__What you will do__:
Take the entries below and print all of them exactly, please.

__Extracted records__:
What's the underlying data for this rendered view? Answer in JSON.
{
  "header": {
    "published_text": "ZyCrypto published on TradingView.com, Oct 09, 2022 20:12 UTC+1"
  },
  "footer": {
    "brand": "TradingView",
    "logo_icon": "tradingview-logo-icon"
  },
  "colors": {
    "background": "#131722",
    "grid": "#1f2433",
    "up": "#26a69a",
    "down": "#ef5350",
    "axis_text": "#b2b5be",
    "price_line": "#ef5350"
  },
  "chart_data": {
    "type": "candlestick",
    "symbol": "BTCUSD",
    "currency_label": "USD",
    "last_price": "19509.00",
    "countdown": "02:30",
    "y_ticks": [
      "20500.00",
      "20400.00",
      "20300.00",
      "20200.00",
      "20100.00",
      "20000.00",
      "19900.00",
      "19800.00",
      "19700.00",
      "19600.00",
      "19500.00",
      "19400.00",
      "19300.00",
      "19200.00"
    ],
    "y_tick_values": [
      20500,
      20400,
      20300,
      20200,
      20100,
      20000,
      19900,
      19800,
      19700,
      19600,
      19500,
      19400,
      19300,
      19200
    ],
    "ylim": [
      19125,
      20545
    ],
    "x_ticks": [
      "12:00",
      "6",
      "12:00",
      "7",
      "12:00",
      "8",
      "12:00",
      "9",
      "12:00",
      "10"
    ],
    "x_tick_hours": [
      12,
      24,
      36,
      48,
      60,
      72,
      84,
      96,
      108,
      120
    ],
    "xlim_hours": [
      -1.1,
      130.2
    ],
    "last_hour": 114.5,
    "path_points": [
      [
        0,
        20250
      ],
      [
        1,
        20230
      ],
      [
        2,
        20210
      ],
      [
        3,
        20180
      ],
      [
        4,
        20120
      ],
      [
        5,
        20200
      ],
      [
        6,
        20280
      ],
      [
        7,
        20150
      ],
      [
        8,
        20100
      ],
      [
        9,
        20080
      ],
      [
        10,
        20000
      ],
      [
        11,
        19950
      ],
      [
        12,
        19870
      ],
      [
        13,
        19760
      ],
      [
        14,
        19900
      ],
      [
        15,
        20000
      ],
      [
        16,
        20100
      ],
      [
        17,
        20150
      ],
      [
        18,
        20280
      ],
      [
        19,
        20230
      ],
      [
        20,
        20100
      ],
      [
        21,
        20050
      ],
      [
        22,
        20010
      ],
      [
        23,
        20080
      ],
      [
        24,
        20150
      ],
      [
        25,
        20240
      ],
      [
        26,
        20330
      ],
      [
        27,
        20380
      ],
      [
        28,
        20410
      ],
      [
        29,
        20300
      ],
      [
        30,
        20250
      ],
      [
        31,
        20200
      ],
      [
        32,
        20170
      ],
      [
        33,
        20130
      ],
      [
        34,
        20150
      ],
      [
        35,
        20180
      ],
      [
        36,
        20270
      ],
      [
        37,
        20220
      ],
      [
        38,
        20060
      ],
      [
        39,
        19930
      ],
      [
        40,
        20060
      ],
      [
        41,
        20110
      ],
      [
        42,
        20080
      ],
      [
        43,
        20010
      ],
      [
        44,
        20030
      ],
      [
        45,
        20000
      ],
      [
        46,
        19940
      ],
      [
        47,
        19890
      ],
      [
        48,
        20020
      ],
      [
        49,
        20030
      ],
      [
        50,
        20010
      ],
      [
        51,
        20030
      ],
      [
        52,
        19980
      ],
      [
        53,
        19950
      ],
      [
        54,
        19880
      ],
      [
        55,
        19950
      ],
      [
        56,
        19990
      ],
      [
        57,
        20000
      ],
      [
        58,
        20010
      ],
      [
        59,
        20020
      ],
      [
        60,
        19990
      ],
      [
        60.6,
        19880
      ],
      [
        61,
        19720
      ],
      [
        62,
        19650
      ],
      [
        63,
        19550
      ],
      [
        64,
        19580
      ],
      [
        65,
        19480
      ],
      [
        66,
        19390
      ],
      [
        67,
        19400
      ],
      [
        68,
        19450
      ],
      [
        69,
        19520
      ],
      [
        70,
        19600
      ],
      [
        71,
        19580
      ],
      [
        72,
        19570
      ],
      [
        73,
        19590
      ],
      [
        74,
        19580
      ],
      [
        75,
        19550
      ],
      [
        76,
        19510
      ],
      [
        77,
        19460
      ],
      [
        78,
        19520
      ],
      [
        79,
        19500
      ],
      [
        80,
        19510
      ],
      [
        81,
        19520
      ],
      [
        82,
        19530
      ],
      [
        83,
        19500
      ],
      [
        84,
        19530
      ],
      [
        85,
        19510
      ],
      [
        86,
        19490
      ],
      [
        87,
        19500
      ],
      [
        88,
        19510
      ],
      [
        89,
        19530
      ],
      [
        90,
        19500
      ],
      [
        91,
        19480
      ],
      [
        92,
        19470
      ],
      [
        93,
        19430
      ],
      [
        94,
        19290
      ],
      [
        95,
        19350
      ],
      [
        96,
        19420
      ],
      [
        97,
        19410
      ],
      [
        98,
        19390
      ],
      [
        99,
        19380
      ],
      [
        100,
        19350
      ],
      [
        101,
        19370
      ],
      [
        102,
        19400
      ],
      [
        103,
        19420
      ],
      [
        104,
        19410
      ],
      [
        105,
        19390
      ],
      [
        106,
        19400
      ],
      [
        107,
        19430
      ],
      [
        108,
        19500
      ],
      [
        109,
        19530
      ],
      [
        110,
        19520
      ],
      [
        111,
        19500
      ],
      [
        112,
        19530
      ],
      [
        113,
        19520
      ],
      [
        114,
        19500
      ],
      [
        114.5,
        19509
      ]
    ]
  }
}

__Task answer__:
What's the underlying data for this rendered view? Answer in JSON.
{
  "header": {
    "published_text": "ZyCrypto published on TradingView.com, Oct 09, 2022 20:12 UTC+1"
  },
  "footer": {
    "brand": "TradingView",
    "logo_icon": "tradingview-logo-icon"
  },
  "colors": {
    "background": "#131722",
    "grid": "#1f2433",
    "up": "#26a69a",
    "down": "#ef5350",
    "axis_text": "#b2b5be",
    "price_line": "#ef5350"
  },
  "chart_data": {
    "type": "candlestick",
    "symbol": "BTCUSD",
    "currency_label": "USD",
    "last_price": "19509.00",
    "countdown": "02:30",
    "y_ticks": [
      "20500.00",
      "20400.00",
      "20300.00",
      "20200.00",
      "20100.00",
      "20000.00",
      "19900.00",
      "19800.00",
      "19700.00",
      "19600.00",
      "19500.00",
      "19400.00",
      "19300.00",
      "19200.00"
    ],
    "y_tick_values": [
      20500,
      20400,
      20300,
      20200,
      20100,
      20000,
      19900,
      19800,
      19700,
      19600,
      19500,
      19400,
      19300,
      19200
    ],
    "ylim": [
      19125,
      20545
    ],
    "x_ticks": [
      "12:00",
      "6",
      "12:00",
      "7",
      "12:00",
      "8",
      "12:00",
      "9",
      "12:00",
      "10"
    ],
    "x_tick_hours": [
      12,
      24,
      36,
      48,
      60,
      72,
      84,
      96,
      108,
      120
    ],
    "xlim_hours": [
      -1.1,
      130.2
    ],
    "last_hour": 114.5,
    "path_points": [
      [
        0,
        20250
      ],
      [
        1,
        20230
      ],
      [
        2,
        20210
      ],
      [
        3,
        20180
      ],
      [
        4,
        20120
      ],
      [
        5,
        20200
      ],
      [
        6,
        20280
      ],
      [
        7,
        20150
      ],
      [
        8,
        20100
      ],
      [
        9,
        20080
      ],
      [
        10,
        20000
      ],
      [
        11,
        19950
      ],
      [
        12,
        19870
      ],
      [
        13,
        19760
      ],
      [
        14,
        19900
      ],
      [
        15,
        20000
      ],
      [
        16,
        20100
      ],
      [
        17,
        20150
      ],
      [
        18,
        20280
      ],
      [
        19,
        20230
      ],
      [
        20,
        20100
      ],
      [
        21,
        20050
      ],
      [
        22,
        20010
      ],
      [
        23,
        20080
      ],
      [
        24,
        20150
      ],
      [
        25,
        20240
      ],
      [
        26,
        20330
      ],
      [
        27,
        20380
      ],
      [
        28,
        20410
      ],
      [
        29,
        20300
      ],
      [
        30,
        20250
      ],
      [
        31,
        20200
      ],
      [
        32,
        20170
      ],
      [
        33,
        20130
      ],
      [
        34,
        20150
      ],
      [
        35,
        20180
      ],
      [
        36,
        20270
      ],
      [
        37,
        20220
      ],
      [
        38,
        20060
      ],
      [
        39,
        19930
      ],
      [
        40,
        20060
      ],
      [
        41,
        20110
      ],
      [
        42,
        20080
      ],
      [
        43,
        20010
      ],
      [
        44,
        20030
      ],
      [
        45,
        20000
      ],
      [
        46,
        19940
      ],
      [
        47,
        19890
      ],
      [
        48,
        20020
      ],
      [
        49,
        20030
      ],
      [
        50,
        20010
      ],
      [
        51,
        20030
      ],
      [
        52,
        19980
      ],
      [
        53,
        19950
      ],
      [
        54,
        19880
      ],
      [
        55,
        19950
      ],
      [
        56,
        19990
      ],
      [
        57,
        20000
      ],
      [
        58,
        20010
      ],
      [
        59,
        20020
      ],
      [
        60,
        19990
      ],
      [
        60.6,
        19880
      ],
      [
        61,
        19720
      ],
      [
        62,
        19650
      ],
      [
        63,
        19550
      ],
      [
        64,
        19580
      ],
      [
        65,
        19480
      ],
      [
        66,
        19390
      ],
      [
        67,
        19400
      ],
      [
        68,
        19450
      ],
      [
        69,
        19520
      ],
      [
        70,
        19600
      ],
      [
        71,
        19580
      ],
      [
        72,
        19570
      ],
      [
        73,
        19590
      ],
      [
        74,
        19580
      ],
      [
        75,
        19550
      ],
      [
        76,
        19510
      ],
      [
        77,
        19460
      ],
      [
        78,
        19520
      ],
      [
        79,
        19500
      ],
      [
        80,
        19510
      ],
      [
        81,
        19520
      ],
      [
        82,
        19530
      ],
      [
        83,
        19500
      ],
      [
        84,
        19530
      ],
      [
        85,
        19510
      ],
      [
        86,
        19490
      ],
      [
        87,
        19500
      ],
      [
        88,
        19510
      ],
      [
        89,
        19530
      ],
      [
        90,
        19500
      ],
      [
        91,
        19480
      ],
      [
        92,
        19470
      ],
      [
        93,
        19430
      ],
      [
        94,
        19290
      ],
      [
        95,
        19350
      ],
      [
        96,
        19420
      ],
      [
        97,
        19410
      ],
      [
        98,
        19390
      ],
      [
        99,
        19380
      ],
      [
        100,
        19350
      ],
      [
        101,
        19370
      ],
      [
        102,
        19400
      ],
      [
        103,
        19420
      ],
      [
        104,
        19410
      ],
      [
        105,
        19390
      ],
      [
        106,
        19400
      ],
      [
        107,
        19430
      ],
      [
        108,
        19500
      ],
      [
        109,
        19530
      ],
      [
        110,
        19520
      ],
      [
        111,
        19500
      ],
      [
        112,
        19530
      ],
      [
        113,
        19520
      ],
      [
        114,
        19500
      ],
      [
        114.5,
        19509
      ]
    ]
  }
}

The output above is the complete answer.